[Figure content listings]
start

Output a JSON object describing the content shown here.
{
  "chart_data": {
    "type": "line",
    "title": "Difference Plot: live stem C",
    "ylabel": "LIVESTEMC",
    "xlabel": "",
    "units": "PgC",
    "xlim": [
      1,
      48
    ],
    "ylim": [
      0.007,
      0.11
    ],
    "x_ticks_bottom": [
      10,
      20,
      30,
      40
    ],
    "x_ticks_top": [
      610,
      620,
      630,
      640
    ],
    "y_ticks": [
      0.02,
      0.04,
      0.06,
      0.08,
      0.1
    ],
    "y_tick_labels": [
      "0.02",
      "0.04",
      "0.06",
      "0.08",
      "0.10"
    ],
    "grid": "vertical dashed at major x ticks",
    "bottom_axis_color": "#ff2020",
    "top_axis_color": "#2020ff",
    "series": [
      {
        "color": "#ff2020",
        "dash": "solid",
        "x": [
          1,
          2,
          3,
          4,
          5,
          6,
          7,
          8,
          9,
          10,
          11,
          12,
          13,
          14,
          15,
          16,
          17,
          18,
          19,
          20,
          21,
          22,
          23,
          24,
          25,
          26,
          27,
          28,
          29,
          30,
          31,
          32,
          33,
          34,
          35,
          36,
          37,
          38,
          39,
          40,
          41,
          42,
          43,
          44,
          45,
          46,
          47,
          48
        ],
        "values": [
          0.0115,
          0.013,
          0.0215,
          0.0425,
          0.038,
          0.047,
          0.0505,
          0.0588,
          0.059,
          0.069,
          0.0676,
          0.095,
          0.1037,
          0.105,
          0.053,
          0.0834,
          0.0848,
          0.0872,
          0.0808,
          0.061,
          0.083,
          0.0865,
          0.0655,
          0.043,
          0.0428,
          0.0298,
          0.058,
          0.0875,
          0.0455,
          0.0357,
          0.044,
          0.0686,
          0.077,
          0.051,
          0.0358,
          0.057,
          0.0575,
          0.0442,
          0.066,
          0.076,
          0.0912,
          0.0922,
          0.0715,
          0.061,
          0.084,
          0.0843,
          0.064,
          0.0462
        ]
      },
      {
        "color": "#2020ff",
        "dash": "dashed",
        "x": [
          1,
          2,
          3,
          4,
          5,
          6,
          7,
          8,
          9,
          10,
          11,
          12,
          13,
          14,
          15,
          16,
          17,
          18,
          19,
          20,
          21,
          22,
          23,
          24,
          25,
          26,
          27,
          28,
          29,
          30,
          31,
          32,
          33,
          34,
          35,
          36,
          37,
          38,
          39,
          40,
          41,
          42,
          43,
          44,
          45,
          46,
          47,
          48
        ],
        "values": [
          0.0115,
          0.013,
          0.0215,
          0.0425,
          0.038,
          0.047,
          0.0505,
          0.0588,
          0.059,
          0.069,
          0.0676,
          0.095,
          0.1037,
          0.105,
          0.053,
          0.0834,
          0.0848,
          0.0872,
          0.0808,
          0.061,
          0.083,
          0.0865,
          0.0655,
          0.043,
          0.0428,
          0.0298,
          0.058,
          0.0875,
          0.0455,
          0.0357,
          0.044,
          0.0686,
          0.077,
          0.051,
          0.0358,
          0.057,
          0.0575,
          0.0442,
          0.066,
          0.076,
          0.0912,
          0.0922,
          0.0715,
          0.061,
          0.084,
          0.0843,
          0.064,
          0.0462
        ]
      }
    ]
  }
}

end

### What you should do
Gather up every line from the listing above in which the word "dashed" occurs.

### Written solution
    "grid": "vertical dashed at major x ticks",
        "dash": "dashed",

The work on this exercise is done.